Find the line containing "Give me a plain-text". Return it and every line after it, unchanged, up to and including the last line.

_ _ _ _ _ _ _

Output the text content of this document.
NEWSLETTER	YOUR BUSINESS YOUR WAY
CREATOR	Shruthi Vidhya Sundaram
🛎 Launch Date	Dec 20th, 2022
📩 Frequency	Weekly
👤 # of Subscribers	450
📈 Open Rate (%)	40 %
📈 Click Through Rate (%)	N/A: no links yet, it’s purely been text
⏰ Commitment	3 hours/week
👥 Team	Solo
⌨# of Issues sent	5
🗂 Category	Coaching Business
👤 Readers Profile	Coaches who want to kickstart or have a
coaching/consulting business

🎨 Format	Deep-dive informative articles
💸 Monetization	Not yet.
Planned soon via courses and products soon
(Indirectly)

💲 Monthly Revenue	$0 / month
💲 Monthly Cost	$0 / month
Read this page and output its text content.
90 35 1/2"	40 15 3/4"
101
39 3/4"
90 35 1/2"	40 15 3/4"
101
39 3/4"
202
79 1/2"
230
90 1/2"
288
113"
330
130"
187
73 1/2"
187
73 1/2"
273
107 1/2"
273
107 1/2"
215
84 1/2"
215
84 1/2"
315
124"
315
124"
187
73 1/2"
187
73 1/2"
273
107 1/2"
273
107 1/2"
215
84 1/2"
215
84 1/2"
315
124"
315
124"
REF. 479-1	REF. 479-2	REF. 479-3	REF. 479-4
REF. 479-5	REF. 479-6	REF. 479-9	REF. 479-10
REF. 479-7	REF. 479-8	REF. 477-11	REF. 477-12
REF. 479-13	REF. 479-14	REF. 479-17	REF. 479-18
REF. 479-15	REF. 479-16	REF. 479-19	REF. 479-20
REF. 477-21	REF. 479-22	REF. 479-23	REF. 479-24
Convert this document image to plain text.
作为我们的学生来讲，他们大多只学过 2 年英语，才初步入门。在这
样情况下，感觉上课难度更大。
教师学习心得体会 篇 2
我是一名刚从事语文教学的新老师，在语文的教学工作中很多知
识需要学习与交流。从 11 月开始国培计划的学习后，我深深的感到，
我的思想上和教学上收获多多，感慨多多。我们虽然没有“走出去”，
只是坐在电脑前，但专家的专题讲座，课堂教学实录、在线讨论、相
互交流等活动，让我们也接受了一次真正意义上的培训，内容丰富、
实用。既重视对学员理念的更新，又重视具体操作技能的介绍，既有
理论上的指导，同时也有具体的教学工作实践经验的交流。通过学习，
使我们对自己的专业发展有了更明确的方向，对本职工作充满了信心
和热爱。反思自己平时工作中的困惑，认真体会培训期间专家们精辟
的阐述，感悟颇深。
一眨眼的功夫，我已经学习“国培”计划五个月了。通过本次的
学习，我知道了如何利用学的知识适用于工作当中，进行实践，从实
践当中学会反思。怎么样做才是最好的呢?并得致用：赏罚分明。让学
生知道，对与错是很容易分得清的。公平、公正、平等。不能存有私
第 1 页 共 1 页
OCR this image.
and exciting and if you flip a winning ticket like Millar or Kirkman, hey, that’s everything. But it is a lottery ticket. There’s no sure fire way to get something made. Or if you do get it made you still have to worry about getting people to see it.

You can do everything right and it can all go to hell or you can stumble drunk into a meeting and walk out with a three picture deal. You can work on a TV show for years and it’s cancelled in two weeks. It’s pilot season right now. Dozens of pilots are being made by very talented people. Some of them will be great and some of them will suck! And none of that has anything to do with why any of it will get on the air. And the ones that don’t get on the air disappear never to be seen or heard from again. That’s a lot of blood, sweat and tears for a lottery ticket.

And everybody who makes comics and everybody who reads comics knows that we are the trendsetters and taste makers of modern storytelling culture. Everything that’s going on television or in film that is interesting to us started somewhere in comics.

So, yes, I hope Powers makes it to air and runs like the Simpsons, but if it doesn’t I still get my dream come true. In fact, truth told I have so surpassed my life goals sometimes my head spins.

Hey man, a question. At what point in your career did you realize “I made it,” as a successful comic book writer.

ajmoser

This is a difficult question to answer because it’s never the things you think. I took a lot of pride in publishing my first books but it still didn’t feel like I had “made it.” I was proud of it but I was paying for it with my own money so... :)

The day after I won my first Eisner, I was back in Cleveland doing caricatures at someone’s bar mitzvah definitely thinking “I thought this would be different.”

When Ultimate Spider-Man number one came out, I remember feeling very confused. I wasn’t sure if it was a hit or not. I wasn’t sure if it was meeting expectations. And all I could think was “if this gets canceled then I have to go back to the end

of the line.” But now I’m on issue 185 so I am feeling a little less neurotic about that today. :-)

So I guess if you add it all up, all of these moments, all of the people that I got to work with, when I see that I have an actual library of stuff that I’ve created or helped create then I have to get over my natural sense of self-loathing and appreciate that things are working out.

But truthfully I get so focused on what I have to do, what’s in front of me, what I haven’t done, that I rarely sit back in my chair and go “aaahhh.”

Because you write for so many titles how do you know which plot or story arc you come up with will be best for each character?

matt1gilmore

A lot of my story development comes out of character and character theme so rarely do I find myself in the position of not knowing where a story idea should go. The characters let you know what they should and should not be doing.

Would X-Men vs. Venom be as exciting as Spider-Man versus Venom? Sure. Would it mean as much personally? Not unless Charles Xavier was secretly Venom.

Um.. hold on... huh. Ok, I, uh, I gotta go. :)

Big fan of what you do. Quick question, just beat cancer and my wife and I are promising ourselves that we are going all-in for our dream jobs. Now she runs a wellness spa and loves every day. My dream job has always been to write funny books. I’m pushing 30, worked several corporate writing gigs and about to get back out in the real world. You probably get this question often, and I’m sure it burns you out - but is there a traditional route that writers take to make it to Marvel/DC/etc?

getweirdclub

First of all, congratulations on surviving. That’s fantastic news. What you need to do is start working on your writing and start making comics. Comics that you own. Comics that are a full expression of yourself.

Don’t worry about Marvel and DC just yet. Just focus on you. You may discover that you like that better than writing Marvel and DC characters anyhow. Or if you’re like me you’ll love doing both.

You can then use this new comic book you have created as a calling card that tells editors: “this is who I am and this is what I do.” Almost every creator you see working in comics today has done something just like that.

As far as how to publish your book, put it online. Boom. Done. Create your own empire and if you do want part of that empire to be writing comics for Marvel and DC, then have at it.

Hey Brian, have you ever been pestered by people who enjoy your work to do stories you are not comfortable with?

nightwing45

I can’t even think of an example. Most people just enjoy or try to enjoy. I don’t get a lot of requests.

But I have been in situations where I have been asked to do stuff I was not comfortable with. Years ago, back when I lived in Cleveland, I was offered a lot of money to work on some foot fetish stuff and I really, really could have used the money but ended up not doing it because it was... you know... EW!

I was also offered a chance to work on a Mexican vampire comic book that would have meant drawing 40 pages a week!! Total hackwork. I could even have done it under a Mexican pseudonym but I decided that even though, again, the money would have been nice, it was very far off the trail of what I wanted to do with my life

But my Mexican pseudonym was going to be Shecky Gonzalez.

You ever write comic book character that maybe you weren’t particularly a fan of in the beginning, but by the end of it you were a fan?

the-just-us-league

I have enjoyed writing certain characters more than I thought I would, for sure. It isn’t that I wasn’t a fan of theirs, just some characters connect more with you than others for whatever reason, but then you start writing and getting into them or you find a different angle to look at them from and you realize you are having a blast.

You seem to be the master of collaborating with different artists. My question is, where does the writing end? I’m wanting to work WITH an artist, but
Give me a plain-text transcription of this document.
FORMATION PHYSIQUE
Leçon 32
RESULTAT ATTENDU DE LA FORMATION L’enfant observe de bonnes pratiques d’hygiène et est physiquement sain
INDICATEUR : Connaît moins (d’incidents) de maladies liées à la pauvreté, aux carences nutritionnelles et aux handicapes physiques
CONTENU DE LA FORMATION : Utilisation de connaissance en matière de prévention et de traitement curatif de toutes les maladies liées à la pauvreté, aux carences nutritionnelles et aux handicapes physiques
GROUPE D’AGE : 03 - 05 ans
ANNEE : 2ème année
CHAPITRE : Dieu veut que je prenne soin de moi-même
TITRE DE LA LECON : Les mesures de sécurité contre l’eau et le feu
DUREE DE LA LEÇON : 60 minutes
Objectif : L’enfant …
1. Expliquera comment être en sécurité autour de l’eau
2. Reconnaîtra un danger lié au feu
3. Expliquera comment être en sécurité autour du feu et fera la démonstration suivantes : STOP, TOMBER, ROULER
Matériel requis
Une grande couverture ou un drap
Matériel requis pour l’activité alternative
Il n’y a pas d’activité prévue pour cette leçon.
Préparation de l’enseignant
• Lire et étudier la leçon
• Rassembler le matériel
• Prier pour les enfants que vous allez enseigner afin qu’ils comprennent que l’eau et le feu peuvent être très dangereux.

_ _ _ _ _ _ _

ANSWER TO THE PROBLEM:
Give me a plain-text transcription of this document.
FORMATION PHYSIQUE
Leçon 32
RESULTAT ATTENDU DE LA FORMATION L’enfant observe de bonnes pratiques d’hygiène et est physiquement sain
INDICATEUR : Connaît moins (d’incidents) de maladies liées à la pauvreté, aux carences nutritionnelles et aux handicapes physiques
CONTENU DE LA FORMATION : Utilisation de connaissance en matière de prévention et de traitement curatif de toutes les maladies liées à la pauvreté, aux carences nutritionnelles et aux handicapes physiques
GROUPE D’AGE : 03 - 05 ans
ANNEE : 2ème année
CHAPITRE : Dieu veut que je prenne soin de moi-même
TITRE DE LA LECON : Les mesures de sécurité contre l’eau et le feu
DUREE DE LA LEÇON : 60 minutes
Objectif : L’enfant …
1. Expliquera comment être en sécurité autour de l’eau
2. Reconnaîtra un danger lié au feu
3. Expliquera comment être en sécurité autour du feu et fera la démonstration suivantes : STOP, TOMBER, ROULER
Matériel requis
Une grande couverture ou un drap
Matériel requis pour l’activité alternative
Il n’y a pas d’activité prévue pour cette leçon.
Préparation de l’enseignant
• Lire et étudier la leçon
• Rassembler le matériel
• Prier pour les enfants que vous allez enseigner afin qu’ils comprennent que l’eau et le feu peuvent être très dangereux.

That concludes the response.